** WHAT THE EXERCISE ASKS **
Word for word, set down the records and skip each picture.

** SUPPLIED MATERIAL **
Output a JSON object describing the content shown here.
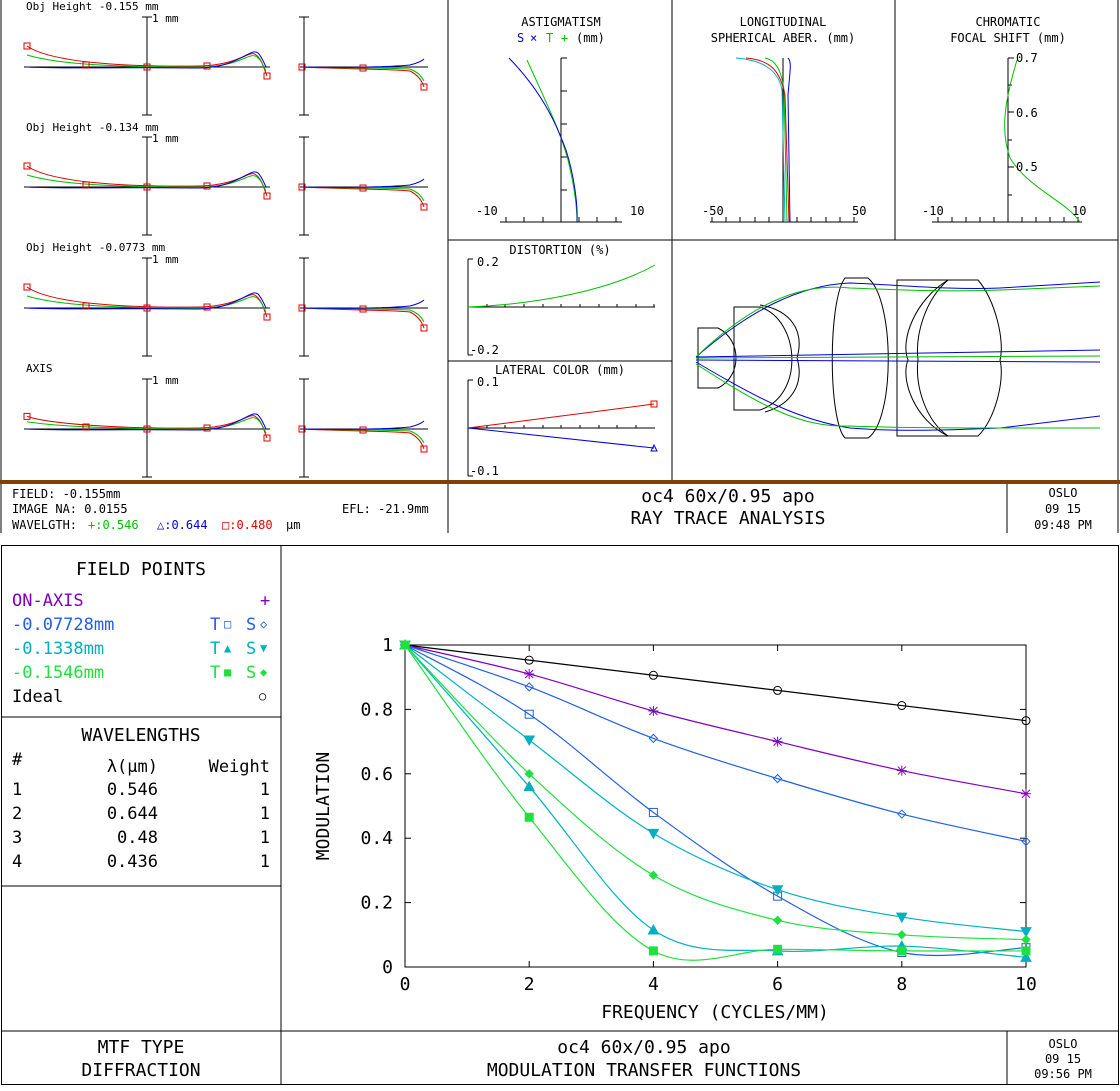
{
  "colors": {
    "green": "#00c000",
    "blue": "#0000e0",
    "red": "#e00000",
    "purple": "#8000c0",
    "teal": "#00b0c0",
    "brown": "#804000",
    "mtf_green": "#20e040",
    "mtf_blue": "#2060e0"
  },
  "ray_fans": {
    "scale_label": "1 mm",
    "fields": [
      {
        "label": "Obj Height -0.155 mm"
      },
      {
        "label": "Obj Height -0.134 mm"
      },
      {
        "label": "Obj Height -0.0773 mm"
      },
      {
        "label": "AXIS"
      }
    ]
  },
  "astigmatism": {
    "title1": "ASTIGMATISM",
    "title2_s": "S",
    "title2_t": "T",
    "title2_unit": "(mm)",
    "xmin": "-10",
    "xmax": "10"
  },
  "longitudinal": {
    "title1": "LONGITUDINAL",
    "title2": "SPHERICAL ABER. (mm)",
    "xmin": "-50",
    "xmax": "50"
  },
  "chromatic": {
    "title1": "CHROMATIC",
    "title2": "FOCAL SHIFT (mm)",
    "xmin": "-10",
    "xmax": "10",
    "y_ticks": [
      "0.7",
      "0.6",
      "0.5"
    ]
  },
  "distortion": {
    "title": "DISTORTION (%)",
    "ymax": "0.2",
    "ymin": "-0.2"
  },
  "lateral_color": {
    "title": "LATERAL COLOR (mm)",
    "ymax": "0.1",
    "ymin": "-0.1"
  },
  "info_top": {
    "field": "FIELD: -0.155mm",
    "image_na": "IMAGE NA: 0.0155",
    "wavelength_label": "WAVELGTH:",
    "wl1": "+:0.546",
    "wl2": "△:0.644",
    "wl3": "□:0.480",
    "wl_unit": "µm",
    "efl": "EFL: -21.9mm",
    "lens_name": "oc4 60x/0.95 apo",
    "analysis": "RAY TRACE ANALYSIS",
    "brand": "OSLO",
    "date": "09  15",
    "time": "09:48 PM"
  },
  "field_points": {
    "title": "FIELD POINTS",
    "rows": [
      {
        "label": "ON-AXIS",
        "marks": "+"
      },
      {
        "label": "-0.07728mm",
        "t": "T",
        "tm": "□",
        "s": "S",
        "sm": "◇"
      },
      {
        "label": "-0.1338mm",
        "t": "T",
        "tm": "▲",
        "s": "S",
        "sm": "▼"
      },
      {
        "label": "-0.1546mm",
        "t": "T",
        "tm": "■",
        "s": "S",
        "sm": "◆"
      },
      {
        "label": "Ideal",
        "marks": "○"
      }
    ]
  },
  "wavelengths": {
    "title": "WAVELENGTHS",
    "headers": [
      "#",
      "λ(µm)",
      "Weight"
    ],
    "rows": [
      [
        "1",
        "0.546",
        "1"
      ],
      [
        "2",
        "0.644",
        "1"
      ],
      [
        "3",
        "0.48",
        "1"
      ],
      [
        "4",
        "0.436",
        "1"
      ]
    ]
  },
  "mtf_footer": {
    "type1": "MTF TYPE",
    "type2": "DIFFRACTION",
    "lens_name": "oc4 60x/0.95 apo",
    "title": "MODULATION TRANSFER FUNCTIONS",
    "brand": "OSLO",
    "date": "09  15",
    "time": "09:56 PM"
  },
  "chart_data": {
    "type": "line",
    "title": "",
    "xlabel": "FREQUENCY (CYCLES/MM)",
    "ylabel": "MODULATION",
    "xlim": [
      0,
      10
    ],
    "ylim": [
      0,
      1
    ],
    "x_ticks": [
      "0",
      "2",
      "4",
      "6",
      "8",
      "10"
    ],
    "y_ticks": [
      "0",
      "0.2",
      "0.4",
      "0.6",
      "0.8",
      "1"
    ],
    "x": [
      0,
      2,
      4,
      6,
      8,
      10
    ],
    "series": [
      {
        "name": "Ideal",
        "color": "#000000",
        "marker": "circle",
        "values": [
          1,
          0.953,
          0.906,
          0.859,
          0.812,
          0.765
        ]
      },
      {
        "name": "ON-AXIS",
        "color": "#8000c0",
        "marker": "star",
        "values": [
          1,
          0.91,
          0.795,
          0.7,
          0.61,
          0.538
        ]
      },
      {
        "name": "-0.07728mm S",
        "color": "#2060e0",
        "marker": "diamond_open",
        "values": [
          1,
          0.87,
          0.71,
          0.585,
          0.475,
          0.39
        ]
      },
      {
        "name": "-0.07728mm T",
        "color": "#2060e0",
        "marker": "square_open",
        "values": [
          1,
          0.785,
          0.48,
          0.22,
          0.045,
          0.06
        ]
      },
      {
        "name": "-0.1338mm S",
        "color": "#00b0c0",
        "marker": "tri_down",
        "values": [
          1,
          0.705,
          0.415,
          0.24,
          0.155,
          0.11
        ]
      },
      {
        "name": "-0.1338mm T",
        "color": "#00b0c0",
        "marker": "tri_up",
        "values": [
          1,
          0.56,
          0.115,
          0.05,
          0.065,
          0.03
        ]
      },
      {
        "name": "-0.1546mm S",
        "color": "#20e040",
        "marker": "diamond_fill",
        "values": [
          1,
          0.6,
          0.285,
          0.145,
          0.1,
          0.085
        ]
      },
      {
        "name": "-0.1546mm T",
        "color": "#20e040",
        "marker": "square_fill",
        "values": [
          1,
          0.465,
          0.05,
          0.055,
          0.05,
          0.05
        ]
      }
    ]
  }
}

** CORRECT RESULT **
Output a JSON object describing the content shown here.
{
  "colors": {
    "green": "#00c000",
    "blue": "#0000e0",
    "red": "#e00000",
    "purple": "#8000c0",
    "teal": "#00b0c0",
    "brown": "#804000",
    "mtf_green": "#20e040",
    "mtf_blue": "#2060e0"
  },
  "ray_fans": {
    "scale_label": "1 mm",
    "fields": [
      {
        "label": "Obj Height -0.155 mm"
      },
      {
        "label": "Obj Height -0.134 mm"
      },
      {
        "label": "Obj Height -0.0773 mm"
      },
      {
        "label": "AXIS"
      }
    ]
  },
  "astigmatism": {
    "title1": "ASTIGMATISM",
    "title2_s": "S",
    "title2_t": "T",
    "title2_unit": "(mm)",
    "xmin": "-10",
    "xmax": "10"
  },
  "longitudinal": {
    "title1": "LONGITUDINAL",
    "title2": "SPHERICAL ABER. (mm)",
    "xmin": "-50",
    "xmax": "50"
  },
  "chromatic": {
    "title1": "CHROMATIC",
    "title2": "FOCAL SHIFT (mm)",
    "xmin": "-10",
    "xmax": "10",
    "y_ticks": [
      "0.7",
      "0.6",
      "0.5"
    ]
  },
  "distortion": {
    "title": "DISTORTION (%)",
    "ymax": "0.2",
    "ymin": "-0.2"
  },
  "lateral_color": {
    "title": "LATERAL COLOR (mm)",
    "ymax": "0.1",
    "ymin": "-0.1"
  },
  "info_top": {
    "field": "FIELD: -0.155mm",
    "image_na": "IMAGE NA: 0.0155",
    "wavelength_label": "WAVELGTH:",
    "wl1": "+:0.546",
    "wl2": "△:0.644",
    "wl3": "□:0.480",
    "wl_unit": "µm",
    "efl": "EFL: -21.9mm",
    "lens_name": "oc4 60x/0.95 apo",
    "analysis": "RAY TRACE ANALYSIS",
    "brand": "OSLO",
    "date": "09  15",
    "time": "09:48 PM"
  },
  "field_points": {
    "title": "FIELD POINTS",
    "rows": [
      {
        "label": "ON-AXIS",
        "marks": "+"
      },
      {
        "label": "-0.07728mm",
        "t": "T",
        "tm": "□",
        "s": "S",
        "sm": "◇"
      },
      {
        "label": "-0.1338mm",
        "t": "T",
        "tm": "▲",
        "s": "S",
        "sm": "▼"
      },
      {
        "label": "-0.1546mm",
        "t": "T",
        "tm": "■",
        "s": "S",
        "sm": "◆"
      },
      {
        "label": "Ideal",
        "marks": "○"
      }
    ]
  },
  "wavelengths": {
    "title": "WAVELENGTHS",
    "headers": [
      "#",
      "λ(µm)",
      "Weight"
    ],
    "rows": [
      [
        "1",
        "0.546",
        "1"
      ],
      [
        "2",
        "0.644",
        "1"
      ],
      [
        "3",
        "0.48",
        "1"
      ],
      [
        "4",
        "0.436",
        "1"
      ]
    ]
  },
  "mtf_footer": {
    "type1": "MTF TYPE",
    "type2": "DIFFRACTION",
    "lens_name": "oc4 60x/0.95 apo",
    "title": "MODULATION TRANSFER FUNCTIONS",
    "brand": "OSLO",
    "date": "09  15",
    "time": "09:56 PM"
  },
  "chart_data": {
    "type": "line",
    "title": "",
    "xlabel": "FREQUENCY (CYCLES/MM)",
    "ylabel": "MODULATION",
    "xlim": [
      0,
      10
    ],
    "ylim": [
      0,
      1
    ],
    "x_ticks": [
      "0",
      "2",
      "4",
      "6",
      "8",
      "10"
    ],
    "y_ticks": [
      "0",
      "0.2",
      "0.4",
      "0.6",
      "0.8",
      "1"
    ],
    "x": [
      0,
      2,
      4,
      6,
      8,
      10
    ],
    "series": [
      {
        "name": "Ideal",
        "color": "#000000",
        "marker": "circle",
        "values": [
          1,
          0.953,
          0.906,
          0.859,
          0.812,
          0.765
        ]
      },
      {
        "name": "ON-AXIS",
        "color": "#8000c0",
        "marker": "star",
        "values": [
          1,
          0.91,
          0.795,
          0.7,
          0.61,
          0.538
        ]
      },
      {
        "name": "-0.07728mm S",
        "color": "#2060e0",
        "marker": "diamond_open",
        "values": [
          1,
          0.87,
          0.71,
          0.585,
          0.475,
          0.39
        ]
      },
      {
        "name": "-0.07728mm T",
        "color": "#2060e0",
        "marker": "square_open",
        "values": [
          1,
          0.785,
          0.48,
          0.22,
          0.045,
          0.06
        ]
      },
      {
        "name": "-0.1338mm S",
        "color": "#00b0c0",
        "marker": "tri_down",
        "values": [
          1,
          0.705,
          0.415,
          0.24,
          0.155,
          0.11
        ]
      },
      {
        "name": "-0.1338mm T",
        "color": "#00b0c0",
        "marker": "tri_up",
        "values": [
          1,
          0.56,
          0.115,
          0.05,
          0.065,
          0.03
        ]
      },
      {
        "name": "-0.1546mm S",
        "color": "#20e040",
        "marker": "diamond_fill",
        "values": [
          1,
          0.6,
          0.285,
          0.145,
          0.1,
          0.085
        ]
      },
      {
        "name": "-0.1546mm T",
        "color": "#20e040",
        "marker": "square_fill",
        "values": [
          1,
          0.465,
          0.05,
          0.055,
          0.05,
          0.05
        ]
      }
    ]
  }
}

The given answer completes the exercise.